- _Directions for this task_
Search the material below for the word "optimization". Copy every line that has it.
** Start of Data provided **
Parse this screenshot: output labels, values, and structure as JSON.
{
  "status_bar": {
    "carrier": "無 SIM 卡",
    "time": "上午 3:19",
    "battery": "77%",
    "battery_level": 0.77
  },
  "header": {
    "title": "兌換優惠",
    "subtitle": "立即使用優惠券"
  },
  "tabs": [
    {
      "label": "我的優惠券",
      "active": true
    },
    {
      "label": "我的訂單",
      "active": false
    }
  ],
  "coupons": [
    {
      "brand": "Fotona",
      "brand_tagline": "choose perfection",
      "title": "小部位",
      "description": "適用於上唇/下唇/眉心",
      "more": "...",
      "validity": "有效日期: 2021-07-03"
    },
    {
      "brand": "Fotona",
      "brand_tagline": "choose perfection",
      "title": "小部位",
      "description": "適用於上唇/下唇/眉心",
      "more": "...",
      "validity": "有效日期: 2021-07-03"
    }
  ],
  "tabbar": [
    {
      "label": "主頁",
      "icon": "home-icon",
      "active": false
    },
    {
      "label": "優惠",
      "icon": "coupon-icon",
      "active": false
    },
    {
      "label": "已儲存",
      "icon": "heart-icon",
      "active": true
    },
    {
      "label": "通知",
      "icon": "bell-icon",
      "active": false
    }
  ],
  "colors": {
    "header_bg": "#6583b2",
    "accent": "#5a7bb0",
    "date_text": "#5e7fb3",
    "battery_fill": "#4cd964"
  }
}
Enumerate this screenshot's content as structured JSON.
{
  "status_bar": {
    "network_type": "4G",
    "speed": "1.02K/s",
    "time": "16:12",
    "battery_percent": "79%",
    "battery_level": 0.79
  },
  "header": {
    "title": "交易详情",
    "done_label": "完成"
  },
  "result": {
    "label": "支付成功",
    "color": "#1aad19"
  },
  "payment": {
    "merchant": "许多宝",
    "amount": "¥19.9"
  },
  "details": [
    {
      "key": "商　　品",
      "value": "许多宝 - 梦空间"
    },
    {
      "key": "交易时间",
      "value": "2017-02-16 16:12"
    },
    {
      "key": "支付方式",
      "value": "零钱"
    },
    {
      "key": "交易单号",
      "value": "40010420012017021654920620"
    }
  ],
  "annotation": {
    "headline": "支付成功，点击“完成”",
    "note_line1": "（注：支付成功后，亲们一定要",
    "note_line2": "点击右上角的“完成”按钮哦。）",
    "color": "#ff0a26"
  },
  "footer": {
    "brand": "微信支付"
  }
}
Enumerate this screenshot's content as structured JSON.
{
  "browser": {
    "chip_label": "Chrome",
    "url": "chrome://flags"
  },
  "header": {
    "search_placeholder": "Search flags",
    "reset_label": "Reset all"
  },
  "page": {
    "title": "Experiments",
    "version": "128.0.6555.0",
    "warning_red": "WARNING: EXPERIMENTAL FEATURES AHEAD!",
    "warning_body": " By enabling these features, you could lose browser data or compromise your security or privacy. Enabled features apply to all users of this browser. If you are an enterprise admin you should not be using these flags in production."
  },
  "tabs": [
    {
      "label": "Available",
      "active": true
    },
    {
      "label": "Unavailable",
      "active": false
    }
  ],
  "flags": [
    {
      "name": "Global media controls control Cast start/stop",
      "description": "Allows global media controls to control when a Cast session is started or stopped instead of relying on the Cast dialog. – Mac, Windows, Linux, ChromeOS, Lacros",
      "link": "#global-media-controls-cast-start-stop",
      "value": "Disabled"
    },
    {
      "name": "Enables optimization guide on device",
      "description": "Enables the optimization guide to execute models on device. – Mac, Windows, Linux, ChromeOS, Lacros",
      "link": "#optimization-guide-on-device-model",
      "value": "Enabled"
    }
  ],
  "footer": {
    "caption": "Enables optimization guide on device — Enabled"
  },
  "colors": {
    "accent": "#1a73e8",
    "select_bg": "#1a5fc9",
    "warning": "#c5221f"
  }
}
** End of Data provided **
- _Output of the task_
      "name": "Enables optimization guide on device",
      "description": "Enables the optimization guide to execute models on device. – Mac, Windows, Linux, ChromeOS, Lacros",
      "link": "#optimization-guide-on-device-model",
    "caption": "Enables optimization guide on device — Enabled"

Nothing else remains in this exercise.